---------- Records for this exercise ----------

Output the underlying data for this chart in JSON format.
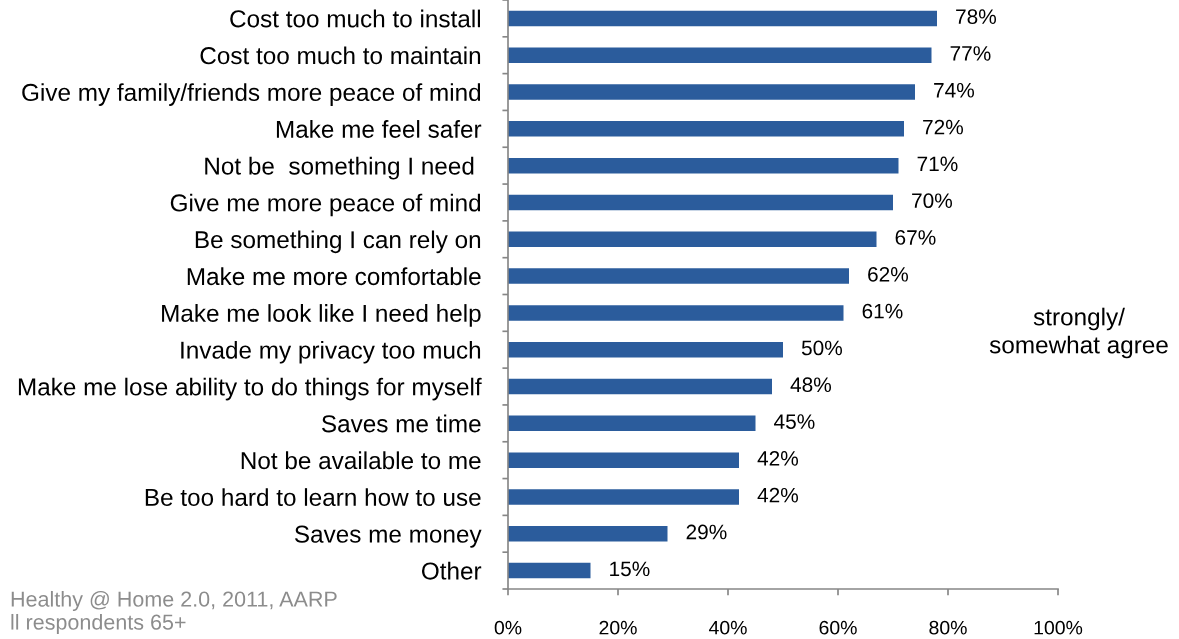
{
  "chart_data": {
    "type": "bar",
    "orientation": "horizontal",
    "categories": [
      "Cost too much to install",
      "Cost too much to maintain",
      "Give my family/friends more peace of mind",
      "Make me feel safer",
      "Not be  something I need ",
      "Give me more peace of mind",
      "Be something I can rely on",
      "Make me more comfortable",
      "Make me look like I need help",
      "Invade my privacy too much",
      "Make me lose ability to do things for myself",
      "Saves me time",
      "Not be available to me",
      "Be too hard to learn how to use",
      "Saves me money",
      "Other"
    ],
    "values": [
      78,
      77,
      74,
      72,
      71,
      70,
      67,
      62,
      61,
      50,
      48,
      45,
      42,
      42,
      29,
      15
    ],
    "value_labels": [
      "78%",
      "77%",
      "74%",
      "72%",
      "71%",
      "70%",
      "67%",
      "62%",
      "61%",
      "50%",
      "48%",
      "45%",
      "42%",
      "42%",
      "29%",
      "15%"
    ],
    "color": "#2b5c9c",
    "xlim": [
      0,
      100
    ],
    "xticks": [
      {
        "value": 0,
        "label": "0%"
      },
      {
        "value": 20,
        "label": "20%"
      },
      {
        "value": 40,
        "label": "40%"
      },
      {
        "value": 60,
        "label": "60%"
      },
      {
        "value": 80,
        "label": "80%"
      },
      {
        "value": 100,
        "label": "100%"
      }
    ],
    "annotations": [
      "strongly/\nsomewhat agree",
      "Healthy @ Home 2.0, 2011, AARP",
      "ll respondents 65+"
    ]
  }
}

----------

Task to carry out — Repeat the records above verbatim, with no pictures in the result.

Result of this task —
Output the underlying data for this chart in JSON format.
{
  "chart_data": {
    "type": "bar",
    "orientation": "horizontal",
    "categories": [
      "Cost too much to install",
      "Cost too much to maintain",
      "Give my family/friends more peace of mind",
      "Make me feel safer",
      "Not be  something I need ",
      "Give me more peace of mind",
      "Be something I can rely on",
      "Make me more comfortable",
      "Make me look like I need help",
      "Invade my privacy too much",
      "Make me lose ability to do things for myself",
      "Saves me time",
      "Not be available to me",
      "Be too hard to learn how to use",
      "Saves me money",
      "Other"
    ],
    "values": [
      78,
      77,
      74,
      72,
      71,
      70,
      67,
      62,
      61,
      50,
      48,
      45,
      42,
      42,
      29,
      15
    ],
    "value_labels": [
      "78%",
      "77%",
      "74%",
      "72%",
      "71%",
      "70%",
      "67%",
      "62%",
      "61%",
      "50%",
      "48%",
      "45%",
      "42%",
      "42%",
      "29%",
      "15%"
    ],
    "color": "#2b5c9c",
    "xlim": [
      0,
      100
    ],
    "xticks": [
      {
        "value": 0,
        "label": "0%"
      },
      {
        "value": 20,
        "label": "20%"
      },
      {
        "value": 40,
        "label": "40%"
      },
      {
        "value": 60,
        "label": "60%"
      },
      {
        "value": 80,
        "label": "80%"
      },
      {
        "value": 100,
        "label": "100%"
      }
    ],
    "annotations": [
      "strongly/\nsomewhat agree",
      "Healthy @ Home 2.0, 2011, AARP",
      "ll respondents 65+"
    ]
  }
}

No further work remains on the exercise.